_Written exercise:_
Can you transcribe every entry word for word, skipping the images?

[Items listed in a dataset]
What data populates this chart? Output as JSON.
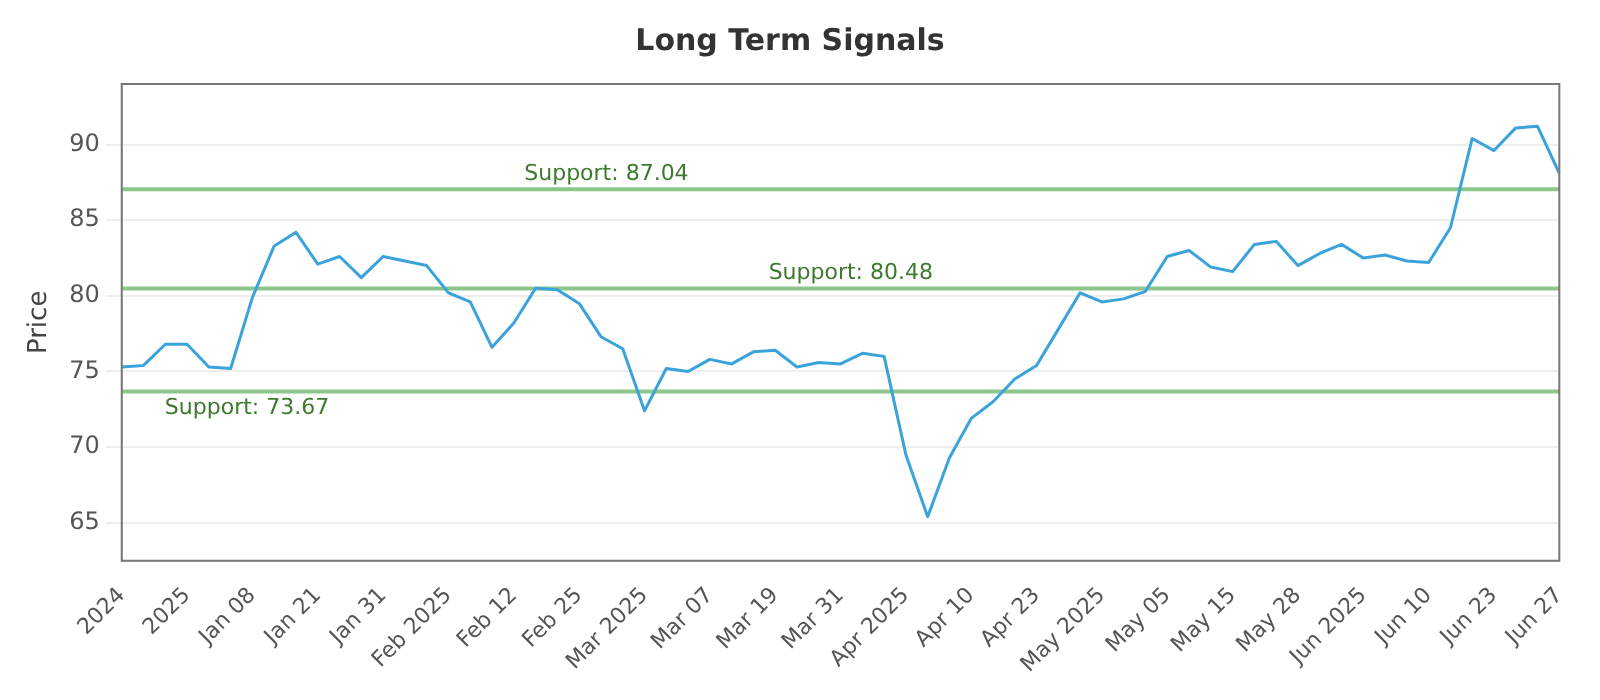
{
  "chart_data": {
    "type": "line",
    "title": "Long Term Signals",
    "ylabel": "Price",
    "categories": [
      "2024",
      null,
      null,
      "2025",
      null,
      null,
      "Jan 08",
      null,
      null,
      "Jan 21",
      null,
      null,
      "Jan 31",
      null,
      null,
      "Feb 2025",
      null,
      null,
      "Feb 12",
      null,
      null,
      "Feb 25",
      null,
      null,
      "Mar 2025",
      null,
      null,
      "Mar 07",
      null,
      null,
      "Mar 19",
      null,
      null,
      "Mar 31",
      null,
      null,
      "Apr 2025",
      null,
      null,
      "Apr 10",
      null,
      null,
      "Apr 23",
      null,
      null,
      "May 2025",
      null,
      null,
      "May 05",
      null,
      null,
      "May 15",
      null,
      null,
      "May 28",
      null,
      null,
      "Jun 2025",
      null,
      null,
      "Jun 10",
      null,
      null,
      "Jun 23",
      null,
      null,
      "Jun 27"
    ],
    "series": [
      {
        "color": "#3ba3dc",
        "values": [
          75.3,
          75.4,
          76.8,
          76.8,
          75.3,
          75.2,
          79.9,
          83.3,
          84.2,
          82.1,
          82.6,
          81.2,
          82.6,
          82.3,
          82.0,
          80.2,
          79.6,
          76.6,
          78.2,
          80.5,
          80.4,
          79.5,
          77.3,
          76.5,
          72.4,
          75.2,
          75.0,
          75.8,
          75.5,
          76.3,
          76.4,
          75.3,
          75.6,
          75.5,
          76.2,
          76.0,
          69.5,
          65.4,
          69.3,
          71.9,
          73.0,
          74.5,
          75.4,
          77.8,
          80.2,
          79.6,
          79.8,
          80.3,
          82.6,
          83.0,
          81.9,
          81.6,
          83.4,
          83.6,
          82.0,
          82.8,
          83.4,
          82.5,
          82.7,
          82.3,
          82.2,
          84.5,
          90.4,
          89.6,
          91.1,
          91.2,
          88.1
        ]
      }
    ],
    "ylim": [
      62.5,
      94
    ],
    "yticks": [
      65,
      70,
      75,
      80,
      85,
      90
    ],
    "grid": "y",
    "marker": "none",
    "line_style": "solid",
    "ref_lines": [
      {
        "axis": "y",
        "value": 87.04,
        "label": "Support: 87.04",
        "color": "#8cc68c"
      },
      {
        "axis": "y",
        "value": 80.48,
        "label": "Support: 80.48",
        "color": "#8cc68c"
      },
      {
        "axis": "y",
        "value": 73.67,
        "label": "Support: 73.67",
        "color": "#8cc68c"
      }
    ]
  }
}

_Problem solution:_
What data populates this chart? Output as JSON.
{
  "chart_data": {
    "type": "line",
    "title": "Long Term Signals",
    "ylabel": "Price",
    "categories": [
      "2024",
      null,
      null,
      "2025",
      null,
      null,
      "Jan 08",
      null,
      null,
      "Jan 21",
      null,
      null,
      "Jan 31",
      null,
      null,
      "Feb 2025",
      null,
      null,
      "Feb 12",
      null,
      null,
      "Feb 25",
      null,
      null,
      "Mar 2025",
      null,
      null,
      "Mar 07",
      null,
      null,
      "Mar 19",
      null,
      null,
      "Mar 31",
      null,
      null,
      "Apr 2025",
      null,
      null,
      "Apr 10",
      null,
      null,
      "Apr 23",
      null,
      null,
      "May 2025",
      null,
      null,
      "May 05",
      null,
      null,
      "May 15",
      null,
      null,
      "May 28",
      null,
      null,
      "Jun 2025",
      null,
      null,
      "Jun 10",
      null,
      null,
      "Jun 23",
      null,
      null,
      "Jun 27"
    ],
    "series": [
      {
        "color": "#3ba3dc",
        "values": [
          75.3,
          75.4,
          76.8,
          76.8,
          75.3,
          75.2,
          79.9,
          83.3,
          84.2,
          82.1,
          82.6,
          81.2,
          82.6,
          82.3,
          82.0,
          80.2,
          79.6,
          76.6,
          78.2,
          80.5,
          80.4,
          79.5,
          77.3,
          76.5,
          72.4,
          75.2,
          75.0,
          75.8,
          75.5,
          76.3,
          76.4,
          75.3,
          75.6,
          75.5,
          76.2,
          76.0,
          69.5,
          65.4,
          69.3,
          71.9,
          73.0,
          74.5,
          75.4,
          77.8,
          80.2,
          79.6,
          79.8,
          80.3,
          82.6,
          83.0,
          81.9,
          81.6,
          83.4,
          83.6,
          82.0,
          82.8,
          83.4,
          82.5,
          82.7,
          82.3,
          82.2,
          84.5,
          90.4,
          89.6,
          91.1,
          91.2,
          88.1
        ]
      }
    ],
    "ylim": [
      62.5,
      94
    ],
    "yticks": [
      65,
      70,
      75,
      80,
      85,
      90
    ],
    "grid": "y",
    "marker": "none",
    "line_style": "solid",
    "ref_lines": [
      {
        "axis": "y",
        "value": 87.04,
        "label": "Support: 87.04",
        "color": "#8cc68c"
      },
      {
        "axis": "y",
        "value": 80.48,
        "label": "Support: 80.48",
        "color": "#8cc68c"
      },
      {
        "axis": "y",
        "value": 73.67,
        "label": "Support: 73.67",
        "color": "#8cc68c"
      }
    ]
  }
}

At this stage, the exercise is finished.